═══ READING PASSAGE

LICK OBSERVATORY
In October 1995 the Lick Observatory Planet Search confirmed the first extrasolar planet, 51 Peg, two weeks after the intial announcement by Michel Mayor and Didier Queloz. Over the next 9 months the Lick Planet Search found the next five planets.
At the heart of all modern precision Doppler surveys is a high resolution echelle spectrometer. Historically astronomers have either been able to work at high resolution but only covering a few angstroms of spectrum, or at low resolution covering hundreds or thousands of angstroms of spectrum. For comparison, the human eye can see from 4000 angstroms (violet) to 7000 angstroms (red).
The advent of CCD detectors and improving computer speed and storage led to development of modern echelle spectrometers in the early 1980s. Arguably the first modern echelle spectrometer, the Hamilton, was designed by Steve Vogt and built in the Lick Observatory optical shop in the early 1980s. This spectrometer remains in use on the 3-m Shane telescope at Lick, and can also be fed by the 24-inch CAT (coude-auxillary-telescope).

══════

INSTRUCTIONS FOR THE TASK
Can you print the Lick Observatory passage above in full, word for word?

═══ RAW DATA

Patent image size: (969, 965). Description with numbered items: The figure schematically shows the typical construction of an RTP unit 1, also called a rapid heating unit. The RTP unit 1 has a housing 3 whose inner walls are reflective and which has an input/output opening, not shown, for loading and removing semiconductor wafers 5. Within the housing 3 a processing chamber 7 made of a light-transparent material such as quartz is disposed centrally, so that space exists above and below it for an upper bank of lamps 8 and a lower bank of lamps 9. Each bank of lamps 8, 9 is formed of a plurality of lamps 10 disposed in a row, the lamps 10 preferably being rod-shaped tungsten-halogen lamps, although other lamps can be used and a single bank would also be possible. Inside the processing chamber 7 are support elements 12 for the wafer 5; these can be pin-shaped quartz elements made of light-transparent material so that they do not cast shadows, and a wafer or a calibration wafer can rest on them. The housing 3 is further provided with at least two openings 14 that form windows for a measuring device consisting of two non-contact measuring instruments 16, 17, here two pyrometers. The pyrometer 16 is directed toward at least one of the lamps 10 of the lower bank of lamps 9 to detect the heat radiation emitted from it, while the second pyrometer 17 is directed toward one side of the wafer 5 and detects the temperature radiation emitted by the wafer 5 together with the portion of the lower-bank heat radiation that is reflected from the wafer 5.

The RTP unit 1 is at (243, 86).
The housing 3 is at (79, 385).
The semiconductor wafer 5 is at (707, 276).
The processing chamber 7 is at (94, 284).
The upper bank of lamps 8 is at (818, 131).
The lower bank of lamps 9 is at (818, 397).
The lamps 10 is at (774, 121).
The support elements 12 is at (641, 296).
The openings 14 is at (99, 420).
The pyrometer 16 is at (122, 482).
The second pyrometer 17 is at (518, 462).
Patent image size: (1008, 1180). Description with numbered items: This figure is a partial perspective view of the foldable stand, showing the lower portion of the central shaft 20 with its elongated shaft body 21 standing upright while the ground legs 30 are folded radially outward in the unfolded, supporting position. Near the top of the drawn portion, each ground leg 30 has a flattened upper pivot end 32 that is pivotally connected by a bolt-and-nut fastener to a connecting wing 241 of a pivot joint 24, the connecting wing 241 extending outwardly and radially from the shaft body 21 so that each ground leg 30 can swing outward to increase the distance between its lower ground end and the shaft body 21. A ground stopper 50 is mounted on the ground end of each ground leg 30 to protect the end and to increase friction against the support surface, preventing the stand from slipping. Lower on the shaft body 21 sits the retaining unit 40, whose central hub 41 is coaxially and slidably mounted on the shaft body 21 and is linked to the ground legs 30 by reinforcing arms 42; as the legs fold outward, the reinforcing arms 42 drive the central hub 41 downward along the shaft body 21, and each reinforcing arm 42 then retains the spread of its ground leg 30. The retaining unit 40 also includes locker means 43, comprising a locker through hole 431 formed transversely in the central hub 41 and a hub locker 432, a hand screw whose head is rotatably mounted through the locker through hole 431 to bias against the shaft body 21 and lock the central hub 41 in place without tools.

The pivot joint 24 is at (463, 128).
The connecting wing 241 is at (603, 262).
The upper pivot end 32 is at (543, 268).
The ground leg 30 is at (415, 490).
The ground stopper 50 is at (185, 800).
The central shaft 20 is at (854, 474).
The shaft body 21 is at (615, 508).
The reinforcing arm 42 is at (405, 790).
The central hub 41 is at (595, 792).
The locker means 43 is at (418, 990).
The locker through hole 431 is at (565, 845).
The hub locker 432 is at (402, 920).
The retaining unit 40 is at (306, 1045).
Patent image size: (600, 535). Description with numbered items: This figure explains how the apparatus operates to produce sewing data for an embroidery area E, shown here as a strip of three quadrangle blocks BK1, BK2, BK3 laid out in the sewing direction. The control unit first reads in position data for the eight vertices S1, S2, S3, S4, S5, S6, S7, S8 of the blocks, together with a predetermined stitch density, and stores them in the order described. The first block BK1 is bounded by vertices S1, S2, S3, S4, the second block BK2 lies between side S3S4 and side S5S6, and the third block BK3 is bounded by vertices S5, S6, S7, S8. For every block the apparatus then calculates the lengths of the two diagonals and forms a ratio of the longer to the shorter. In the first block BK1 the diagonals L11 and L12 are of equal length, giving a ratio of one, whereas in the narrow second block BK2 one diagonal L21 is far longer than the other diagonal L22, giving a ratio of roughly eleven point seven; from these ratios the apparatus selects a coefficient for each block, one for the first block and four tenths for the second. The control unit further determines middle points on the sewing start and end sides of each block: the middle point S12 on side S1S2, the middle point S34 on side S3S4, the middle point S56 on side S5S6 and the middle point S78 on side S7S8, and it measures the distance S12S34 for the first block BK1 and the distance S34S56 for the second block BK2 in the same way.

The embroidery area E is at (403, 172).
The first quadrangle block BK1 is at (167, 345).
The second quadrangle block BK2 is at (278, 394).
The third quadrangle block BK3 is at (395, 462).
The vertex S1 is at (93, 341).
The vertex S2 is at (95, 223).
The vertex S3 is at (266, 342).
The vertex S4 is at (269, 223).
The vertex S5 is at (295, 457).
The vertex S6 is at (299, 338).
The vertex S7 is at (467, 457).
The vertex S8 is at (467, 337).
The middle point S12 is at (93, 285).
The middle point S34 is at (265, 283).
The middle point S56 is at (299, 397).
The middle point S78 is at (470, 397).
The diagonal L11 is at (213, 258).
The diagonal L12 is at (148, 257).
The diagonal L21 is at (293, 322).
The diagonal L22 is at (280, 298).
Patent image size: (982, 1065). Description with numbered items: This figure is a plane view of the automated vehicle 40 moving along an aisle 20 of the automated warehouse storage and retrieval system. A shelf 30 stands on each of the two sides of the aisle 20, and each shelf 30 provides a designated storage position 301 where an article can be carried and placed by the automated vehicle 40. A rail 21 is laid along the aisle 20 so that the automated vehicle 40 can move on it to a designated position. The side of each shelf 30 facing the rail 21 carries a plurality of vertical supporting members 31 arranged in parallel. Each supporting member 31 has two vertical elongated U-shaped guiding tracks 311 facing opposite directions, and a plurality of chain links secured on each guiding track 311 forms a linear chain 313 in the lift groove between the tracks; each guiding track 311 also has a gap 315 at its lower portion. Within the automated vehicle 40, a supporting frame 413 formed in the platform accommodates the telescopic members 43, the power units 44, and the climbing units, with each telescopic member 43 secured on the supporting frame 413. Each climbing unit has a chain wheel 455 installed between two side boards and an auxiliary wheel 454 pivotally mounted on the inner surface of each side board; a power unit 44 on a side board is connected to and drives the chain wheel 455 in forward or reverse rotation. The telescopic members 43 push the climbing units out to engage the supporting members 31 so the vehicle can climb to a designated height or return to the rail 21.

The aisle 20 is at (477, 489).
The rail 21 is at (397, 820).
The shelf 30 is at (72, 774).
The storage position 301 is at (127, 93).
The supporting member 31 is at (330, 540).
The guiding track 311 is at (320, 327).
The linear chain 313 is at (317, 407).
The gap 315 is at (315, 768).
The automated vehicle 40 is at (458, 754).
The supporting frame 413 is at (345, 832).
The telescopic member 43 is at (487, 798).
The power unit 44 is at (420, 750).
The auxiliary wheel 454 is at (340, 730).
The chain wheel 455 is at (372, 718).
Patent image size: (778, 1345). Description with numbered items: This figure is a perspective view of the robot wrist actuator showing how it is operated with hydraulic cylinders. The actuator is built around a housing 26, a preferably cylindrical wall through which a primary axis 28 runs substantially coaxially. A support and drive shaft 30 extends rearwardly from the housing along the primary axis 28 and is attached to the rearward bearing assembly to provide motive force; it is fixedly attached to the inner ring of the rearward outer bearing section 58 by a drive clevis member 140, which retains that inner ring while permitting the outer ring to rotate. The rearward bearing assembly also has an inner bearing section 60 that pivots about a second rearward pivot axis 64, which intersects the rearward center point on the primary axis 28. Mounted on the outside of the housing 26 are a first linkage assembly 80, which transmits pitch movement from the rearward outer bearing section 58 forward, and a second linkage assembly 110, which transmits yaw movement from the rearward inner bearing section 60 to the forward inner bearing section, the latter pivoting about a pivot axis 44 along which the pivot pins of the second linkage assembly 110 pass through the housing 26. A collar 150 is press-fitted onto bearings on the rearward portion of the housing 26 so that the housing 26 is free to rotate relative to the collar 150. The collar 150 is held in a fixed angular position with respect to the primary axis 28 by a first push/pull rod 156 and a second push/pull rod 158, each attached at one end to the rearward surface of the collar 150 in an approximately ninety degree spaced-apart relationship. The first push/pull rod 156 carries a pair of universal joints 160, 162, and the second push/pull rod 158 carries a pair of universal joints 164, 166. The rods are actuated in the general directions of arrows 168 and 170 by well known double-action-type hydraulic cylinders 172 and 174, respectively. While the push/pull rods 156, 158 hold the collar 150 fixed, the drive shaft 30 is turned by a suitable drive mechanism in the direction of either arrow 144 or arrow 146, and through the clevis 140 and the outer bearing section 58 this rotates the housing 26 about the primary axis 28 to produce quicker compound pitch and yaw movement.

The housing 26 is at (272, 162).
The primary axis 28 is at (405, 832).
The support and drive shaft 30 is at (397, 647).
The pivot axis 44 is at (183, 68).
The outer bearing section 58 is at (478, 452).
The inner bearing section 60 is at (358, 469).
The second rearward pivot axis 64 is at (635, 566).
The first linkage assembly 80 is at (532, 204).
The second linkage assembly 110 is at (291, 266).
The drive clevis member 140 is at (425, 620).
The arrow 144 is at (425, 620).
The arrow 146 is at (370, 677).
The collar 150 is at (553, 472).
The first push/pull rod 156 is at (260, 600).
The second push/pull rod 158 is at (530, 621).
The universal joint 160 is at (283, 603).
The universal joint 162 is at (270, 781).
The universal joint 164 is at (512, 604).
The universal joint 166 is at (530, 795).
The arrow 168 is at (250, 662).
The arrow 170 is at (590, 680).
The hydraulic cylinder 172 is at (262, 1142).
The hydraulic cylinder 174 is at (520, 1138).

══════

RESPONSE
LICK OBSERVATORY
In October 1995 the Lick Observatory Planet Search confirmed the first extrasolar planet, 51 Peg, two weeks after the intial announcement by Michel Mayor and Didier Queloz. Over the next 9 months the Lick Planet Search found the next five planets.
At the heart of all modern precision Doppler surveys is a high resolution echelle spectrometer. Historically astronomers have either been able to work at high resolution but only covering a few angstroms of spectrum, or at low resolution covering hundreds or thousands of angstroms of spectrum. For comparison, the human eye can see from 4000 angstroms (violet) to 7000 angstroms (red).
The advent of CCD detectors and improving computer speed and storage led to development of modern echelle spectrometers in the early 1980s. Arguably the first modern echelle spectrometer, the Hamilton, was designed by Steve Vogt and built in the Lick Observatory optical shop in the early 1980s. This spectrometer remains in use on the 3-m Shane telescope at Lick, and can also be fed by the 24-inch CAT (coude-auxillary-telescope).